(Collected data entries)
====================

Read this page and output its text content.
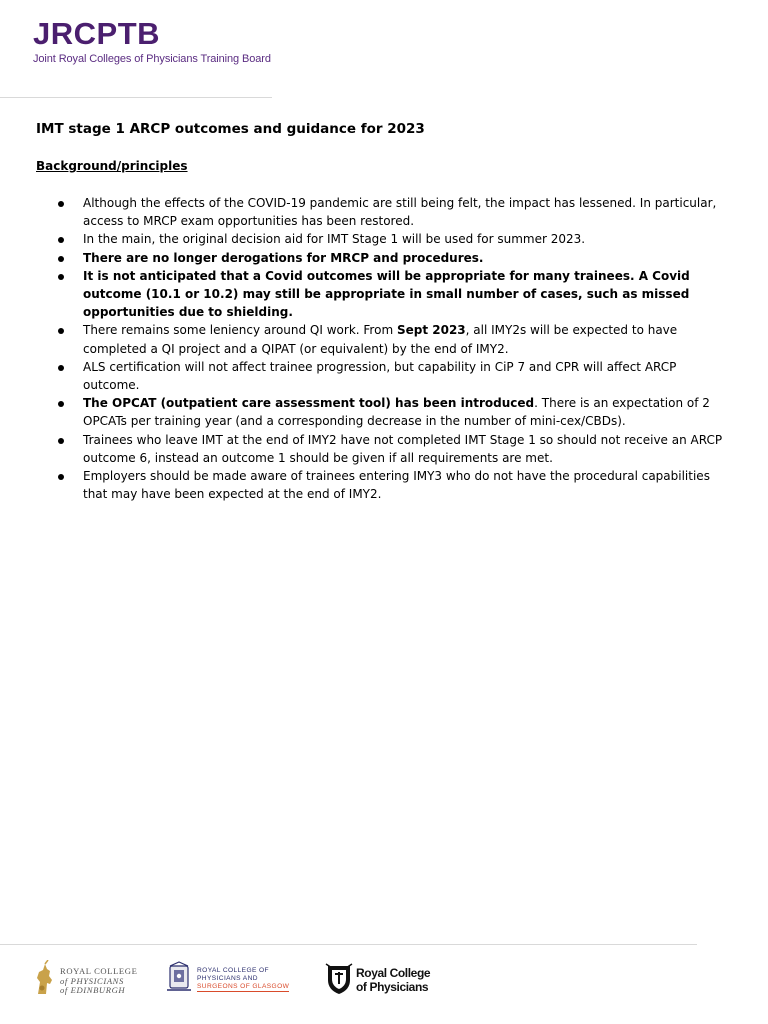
JRCPTB
Joint Royal Colleges of Physicians Training Board
IMT stage 1 ARCP outcomes and guidance for 2023
Background/principles
Although the effects of the COVID-19 pandemic are still being felt, the impact has lessened. In particular, access to MRCP exam opportunities has been restored.
In the main, the original decision aid for IMT Stage 1 will be used for summer 2023.
There are no longer derogations for MRCP and procedures.
It is not anticipated that a Covid outcomes will be appropriate for many trainees. A Covid outcome (10.1 or 10.2) may still be appropriate in small number of cases, such as missed opportunities due to shielding.
There remains some leniency around QI work. From Sept 2023, all IMY2s will be expected to have completed a QI project and a QIPAT (or equivalent) by the end of IMY2.
ALS certification will not affect trainee progression, but capability in CiP 7 and CPR will affect ARCP outcome.
The OPCAT (outpatient care assessment tool) has been introduced. There is an expectation of 2 OPCATs per training year (and a corresponding decrease in the number of mini-cex/CBDs).
Trainees who leave IMT at the end of IMY2 have not completed IMT Stage 1 so should not receive an ARCP outcome 6, instead an outcome 1 should be given if all requirements are met.
Employers should be made aware of trainees entering IMY3 who do not have the procedural capabilities that may have been expected at the end of IMY2.
ROYAL COLLEGE
of PHYSICIANS
of EDINBURGH
ROYAL COLLEGE OF
PHYSICIANS AND
SURGEONS OF GLASGOW
Royal College
of Physicians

====================

Images do not belong in the copy; reproduce all other parts of the records above verbatim.

Read this page and output its text content.
JRCPTB
Joint Royal Colleges of Physicians Training Board
IMT stage 1 ARCP outcomes and guidance for 2023
Background/principles
Although the effects of the COVID-19 pandemic are still being felt, the impact has lessened. In particular, access to MRCP exam opportunities has been restored.
In the main, the original decision aid for IMT Stage 1 will be used for summer 2023.
There are no longer derogations for MRCP and procedures.
It is not anticipated that a Covid outcomes will be appropriate for many trainees. A Covid outcome (10.1 or 10.2) may still be appropriate in small number of cases, such as missed opportunities due to shielding.
There remains some leniency around QI work. From Sept 2023, all IMY2s will be expected to have completed a QI project and a QIPAT (or equivalent) by the end of IMY2.
ALS certification will not affect trainee progression, but capability in CiP 7 and CPR will affect ARCP outcome.
The OPCAT (outpatient care assessment tool) has been introduced. There is an expectation of 2 OPCATs per training year (and a corresponding decrease in the number of mini-cex/CBDs).
Trainees who leave IMT at the end of IMY2 have not completed IMT Stage 1 so should not receive an ARCP outcome 6, instead an outcome 1 should be given if all requirements are met.
Employers should be made aware of trainees entering IMY3 who do not have the procedural capabilities that may have been expected at the end of IMY2.
ROYAL COLLEGE
of PHYSICIANS
of EDINBURGH
ROYAL COLLEGE OF
PHYSICIANS AND
SURGEONS OF GLASGOW
Royal College
of Physicians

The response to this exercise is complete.